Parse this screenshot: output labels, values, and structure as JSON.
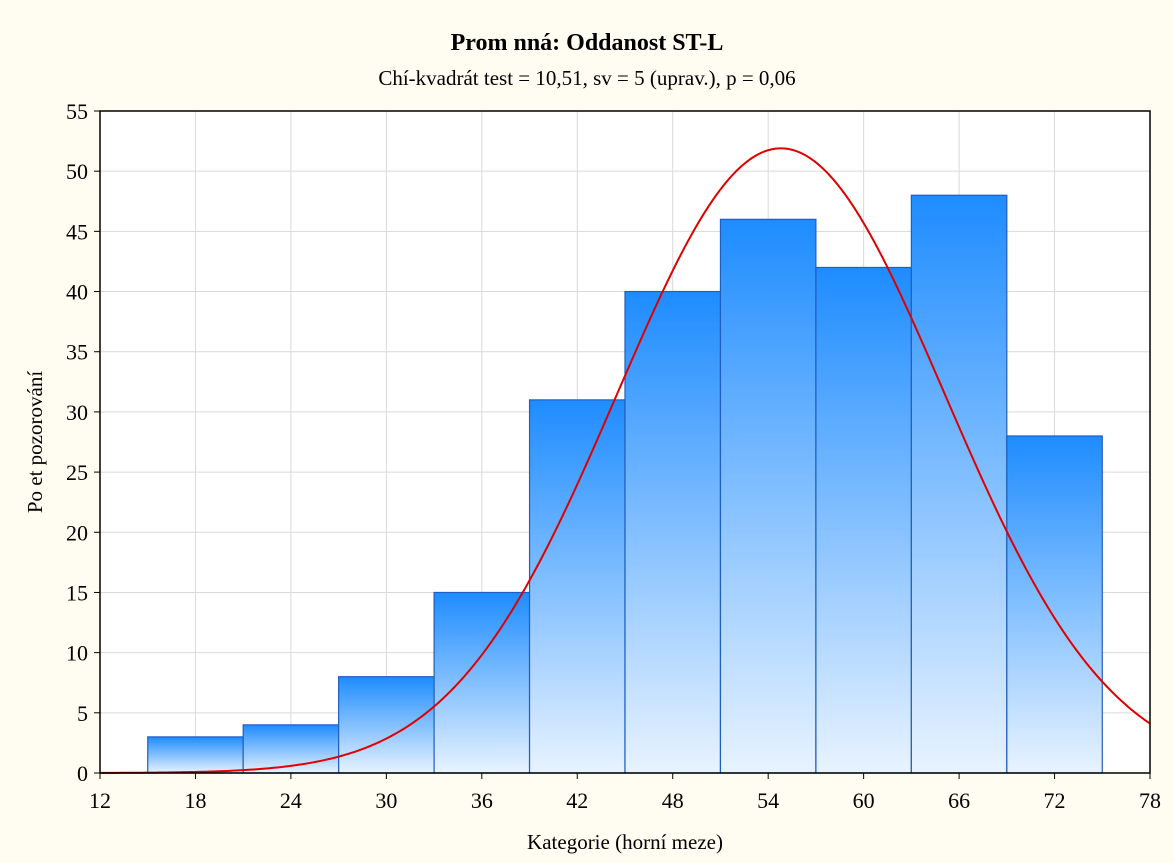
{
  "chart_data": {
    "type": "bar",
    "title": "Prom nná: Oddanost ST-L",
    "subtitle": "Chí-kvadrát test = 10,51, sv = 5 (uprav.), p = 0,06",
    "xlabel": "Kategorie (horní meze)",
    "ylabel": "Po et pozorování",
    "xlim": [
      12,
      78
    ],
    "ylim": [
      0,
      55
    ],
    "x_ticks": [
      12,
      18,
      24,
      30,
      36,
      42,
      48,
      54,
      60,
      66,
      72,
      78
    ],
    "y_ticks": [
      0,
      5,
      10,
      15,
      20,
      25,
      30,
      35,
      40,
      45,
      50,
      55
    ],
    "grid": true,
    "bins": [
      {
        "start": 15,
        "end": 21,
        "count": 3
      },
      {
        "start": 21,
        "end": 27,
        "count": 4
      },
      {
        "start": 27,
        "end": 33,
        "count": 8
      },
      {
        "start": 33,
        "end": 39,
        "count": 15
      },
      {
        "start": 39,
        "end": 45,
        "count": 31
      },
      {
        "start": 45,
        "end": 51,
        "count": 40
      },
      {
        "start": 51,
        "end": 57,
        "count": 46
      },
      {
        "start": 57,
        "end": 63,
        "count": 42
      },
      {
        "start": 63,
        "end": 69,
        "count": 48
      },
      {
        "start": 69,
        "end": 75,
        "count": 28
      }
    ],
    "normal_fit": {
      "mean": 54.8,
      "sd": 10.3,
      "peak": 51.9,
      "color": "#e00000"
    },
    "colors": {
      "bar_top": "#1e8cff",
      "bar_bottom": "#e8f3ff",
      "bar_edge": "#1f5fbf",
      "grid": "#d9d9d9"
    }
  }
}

● ● ● ● ● ● ●

**Exercise:**
Reproduce all of the entries word for word, skipping any pictures they hold.

**Complete output:**
Parse this screenshot: output labels, values, and structure as JSON.
{
  "chart_data": {
    "type": "bar",
    "title": "Prom nná: Oddanost ST-L",
    "subtitle": "Chí-kvadrát test = 10,51, sv = 5 (uprav.), p = 0,06",
    "xlabel": "Kategorie (horní meze)",
    "ylabel": "Po et pozorování",
    "xlim": [
      12,
      78
    ],
    "ylim": [
      0,
      55
    ],
    "x_ticks": [
      12,
      18,
      24,
      30,
      36,
      42,
      48,
      54,
      60,
      66,
      72,
      78
    ],
    "y_ticks": [
      0,
      5,
      10,
      15,
      20,
      25,
      30,
      35,
      40,
      45,
      50,
      55
    ],
    "grid": true,
    "bins": [
      {
        "start": 15,
        "end": 21,
        "count": 3
      },
      {
        "start": 21,
        "end": 27,
        "count": 4
      },
      {
        "start": 27,
        "end": 33,
        "count": 8
      },
      {
        "start": 33,
        "end": 39,
        "count": 15
      },
      {
        "start": 39,
        "end": 45,
        "count": 31
      },
      {
        "start": 45,
        "end": 51,
        "count": 40
      },
      {
        "start": 51,
        "end": 57,
        "count": 46
      },
      {
        "start": 57,
        "end": 63,
        "count": 42
      },
      {
        "start": 63,
        "end": 69,
        "count": 48
      },
      {
        "start": 69,
        "end": 75,
        "count": 28
      }
    ],
    "normal_fit": {
      "mean": 54.8,
      "sd": 10.3,
      "peak": 51.9,
      "color": "#e00000"
    },
    "colors": {
      "bar_top": "#1e8cff",
      "bar_bottom": "#e8f3ff",
      "bar_edge": "#1f5fbf",
      "grid": "#d9d9d9"
    }
  }
}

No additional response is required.